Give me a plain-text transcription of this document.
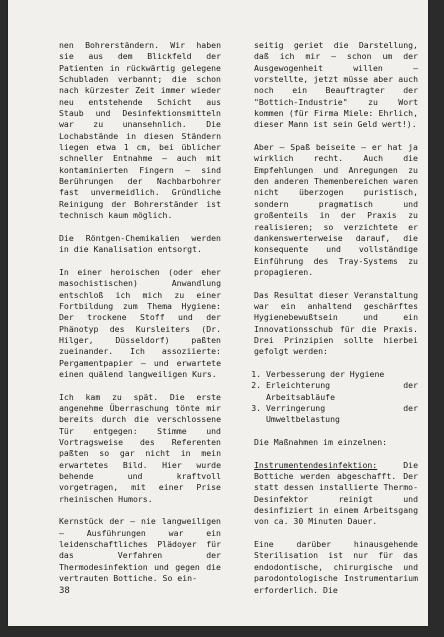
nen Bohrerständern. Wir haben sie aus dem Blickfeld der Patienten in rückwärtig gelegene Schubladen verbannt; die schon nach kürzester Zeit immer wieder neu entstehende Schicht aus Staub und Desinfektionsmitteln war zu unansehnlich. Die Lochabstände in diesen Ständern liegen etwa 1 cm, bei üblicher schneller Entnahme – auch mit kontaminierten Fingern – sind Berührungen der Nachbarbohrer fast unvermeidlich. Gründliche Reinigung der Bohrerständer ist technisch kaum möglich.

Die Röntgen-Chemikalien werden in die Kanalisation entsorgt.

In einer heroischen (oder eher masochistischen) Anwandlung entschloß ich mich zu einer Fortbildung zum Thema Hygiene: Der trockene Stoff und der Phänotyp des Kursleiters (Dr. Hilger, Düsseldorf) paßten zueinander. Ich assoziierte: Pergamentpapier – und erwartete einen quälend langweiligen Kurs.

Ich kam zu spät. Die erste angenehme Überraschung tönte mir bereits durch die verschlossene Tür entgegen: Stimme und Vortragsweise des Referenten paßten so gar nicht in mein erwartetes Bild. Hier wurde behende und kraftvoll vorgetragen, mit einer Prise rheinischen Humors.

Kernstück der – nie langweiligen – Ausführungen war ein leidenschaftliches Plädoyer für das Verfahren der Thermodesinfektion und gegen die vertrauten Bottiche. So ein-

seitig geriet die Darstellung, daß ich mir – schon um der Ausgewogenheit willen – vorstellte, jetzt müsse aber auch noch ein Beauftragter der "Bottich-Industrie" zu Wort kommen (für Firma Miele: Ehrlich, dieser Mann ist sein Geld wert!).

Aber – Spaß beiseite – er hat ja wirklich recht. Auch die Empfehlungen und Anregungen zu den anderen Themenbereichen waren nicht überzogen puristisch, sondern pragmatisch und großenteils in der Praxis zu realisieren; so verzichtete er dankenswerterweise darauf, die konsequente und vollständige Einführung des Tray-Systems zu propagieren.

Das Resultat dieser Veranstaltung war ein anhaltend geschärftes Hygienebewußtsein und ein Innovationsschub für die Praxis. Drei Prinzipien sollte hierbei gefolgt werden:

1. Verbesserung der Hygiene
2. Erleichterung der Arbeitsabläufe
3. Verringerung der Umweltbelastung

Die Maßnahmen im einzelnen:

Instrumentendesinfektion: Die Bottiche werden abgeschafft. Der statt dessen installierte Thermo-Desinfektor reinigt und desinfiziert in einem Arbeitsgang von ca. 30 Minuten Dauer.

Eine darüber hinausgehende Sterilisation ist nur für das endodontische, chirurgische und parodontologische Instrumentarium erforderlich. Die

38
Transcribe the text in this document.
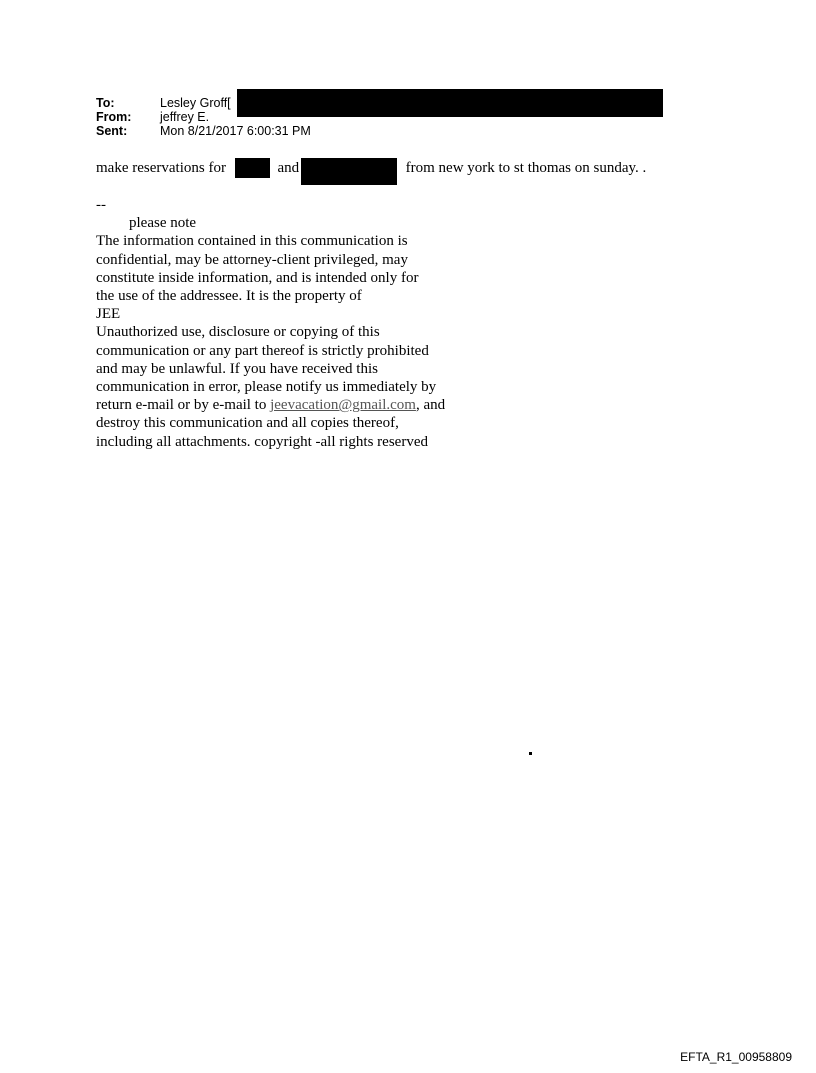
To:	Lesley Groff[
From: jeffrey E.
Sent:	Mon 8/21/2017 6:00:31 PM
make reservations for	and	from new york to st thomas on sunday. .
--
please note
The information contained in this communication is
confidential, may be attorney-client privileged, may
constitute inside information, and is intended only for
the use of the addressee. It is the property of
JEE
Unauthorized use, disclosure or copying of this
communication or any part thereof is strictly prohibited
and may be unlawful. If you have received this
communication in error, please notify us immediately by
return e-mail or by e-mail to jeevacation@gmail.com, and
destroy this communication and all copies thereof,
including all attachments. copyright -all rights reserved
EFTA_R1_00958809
---
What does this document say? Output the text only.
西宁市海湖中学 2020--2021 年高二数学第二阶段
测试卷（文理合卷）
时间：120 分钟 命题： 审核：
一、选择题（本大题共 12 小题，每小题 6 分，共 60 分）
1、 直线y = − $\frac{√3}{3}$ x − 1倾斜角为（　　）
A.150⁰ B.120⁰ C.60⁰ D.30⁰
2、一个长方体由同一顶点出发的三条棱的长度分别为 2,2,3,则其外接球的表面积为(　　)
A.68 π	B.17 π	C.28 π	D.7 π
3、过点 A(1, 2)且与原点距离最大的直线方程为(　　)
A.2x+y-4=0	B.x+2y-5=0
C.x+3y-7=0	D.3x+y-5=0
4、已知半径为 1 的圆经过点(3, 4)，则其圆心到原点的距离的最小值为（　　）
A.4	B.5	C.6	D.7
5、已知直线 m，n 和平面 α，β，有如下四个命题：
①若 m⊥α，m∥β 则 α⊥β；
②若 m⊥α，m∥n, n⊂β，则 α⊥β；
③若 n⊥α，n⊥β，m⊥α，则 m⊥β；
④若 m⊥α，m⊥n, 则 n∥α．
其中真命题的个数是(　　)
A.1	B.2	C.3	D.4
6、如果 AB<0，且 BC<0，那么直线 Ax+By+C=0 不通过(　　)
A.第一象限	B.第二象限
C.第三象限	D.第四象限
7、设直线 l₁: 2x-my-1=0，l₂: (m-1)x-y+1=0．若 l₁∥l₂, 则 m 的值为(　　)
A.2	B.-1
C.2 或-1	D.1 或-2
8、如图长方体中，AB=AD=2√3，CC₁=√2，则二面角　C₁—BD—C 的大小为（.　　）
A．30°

◆ **OBJECTIVE**
Extract all lines that hold the word "this".

◆ **WRITTEN ANSWER**
Give me a plain-text transcription of this document.
Transcribe the text in this document.
The information contained in this communication is
Unauthorized use, disclosure or copying of this
and may be unlawful. If you have received this
destroy this communication and all copies thereof,
What does this document say? Output the text only.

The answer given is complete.